Identify each line in the records below that contains the word "this", and copy it.

----- Information provided

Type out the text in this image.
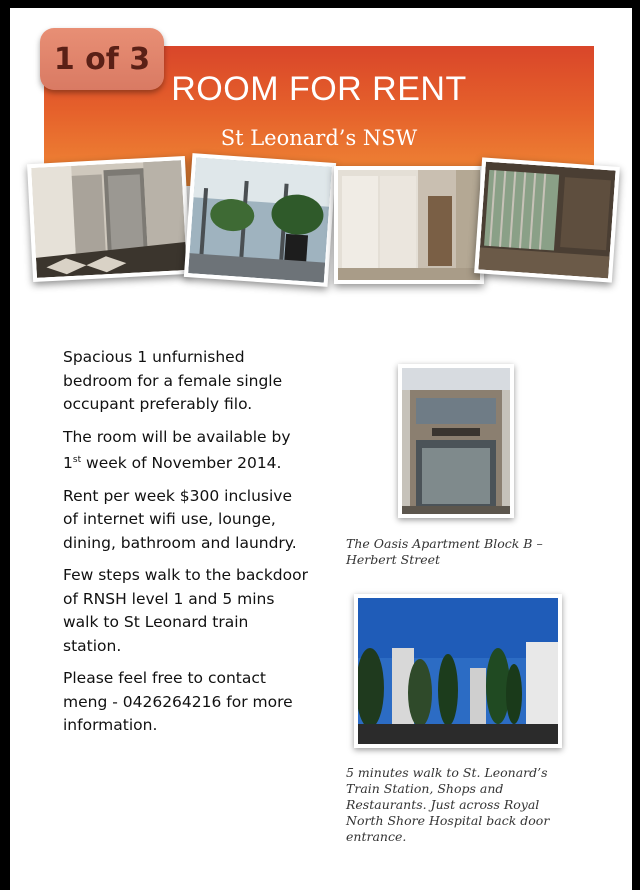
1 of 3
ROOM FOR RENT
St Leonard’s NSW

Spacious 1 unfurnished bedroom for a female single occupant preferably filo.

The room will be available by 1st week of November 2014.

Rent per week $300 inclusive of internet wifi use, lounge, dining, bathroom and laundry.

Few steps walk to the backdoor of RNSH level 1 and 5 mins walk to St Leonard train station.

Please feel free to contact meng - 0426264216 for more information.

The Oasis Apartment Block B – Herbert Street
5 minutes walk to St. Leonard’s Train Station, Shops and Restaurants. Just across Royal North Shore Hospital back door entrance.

----------
----- Information provided

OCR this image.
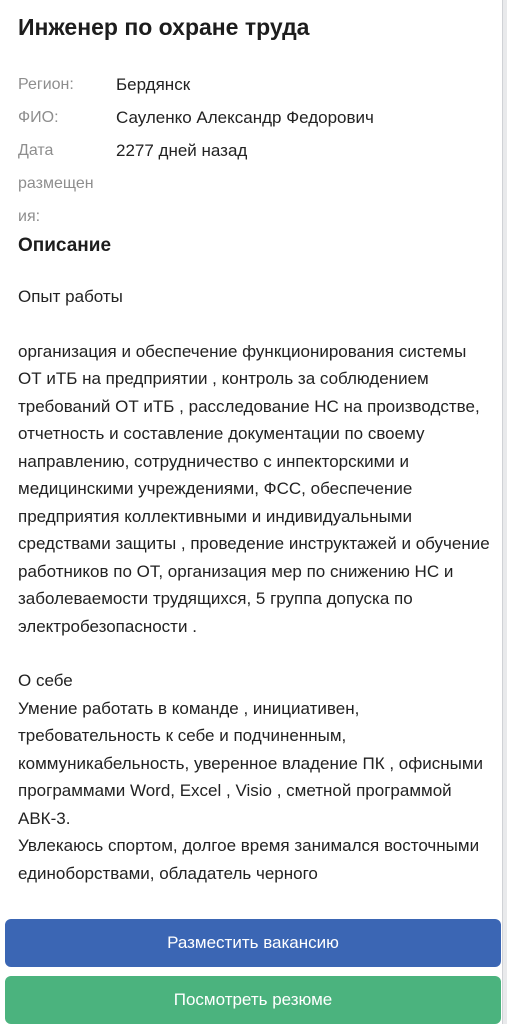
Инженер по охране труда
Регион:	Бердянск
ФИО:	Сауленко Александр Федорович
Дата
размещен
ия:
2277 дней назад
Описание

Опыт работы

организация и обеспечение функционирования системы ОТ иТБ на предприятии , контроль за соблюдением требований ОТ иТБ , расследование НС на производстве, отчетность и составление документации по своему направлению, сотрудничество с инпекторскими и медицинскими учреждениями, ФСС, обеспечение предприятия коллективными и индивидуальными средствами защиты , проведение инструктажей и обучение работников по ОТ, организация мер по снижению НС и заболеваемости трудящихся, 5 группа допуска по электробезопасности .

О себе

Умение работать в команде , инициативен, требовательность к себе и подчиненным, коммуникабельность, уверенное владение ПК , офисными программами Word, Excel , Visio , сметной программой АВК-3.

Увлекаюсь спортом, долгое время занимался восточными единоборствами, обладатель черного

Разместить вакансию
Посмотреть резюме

----------

## Response below
Type out the text in this image.
OCR this image.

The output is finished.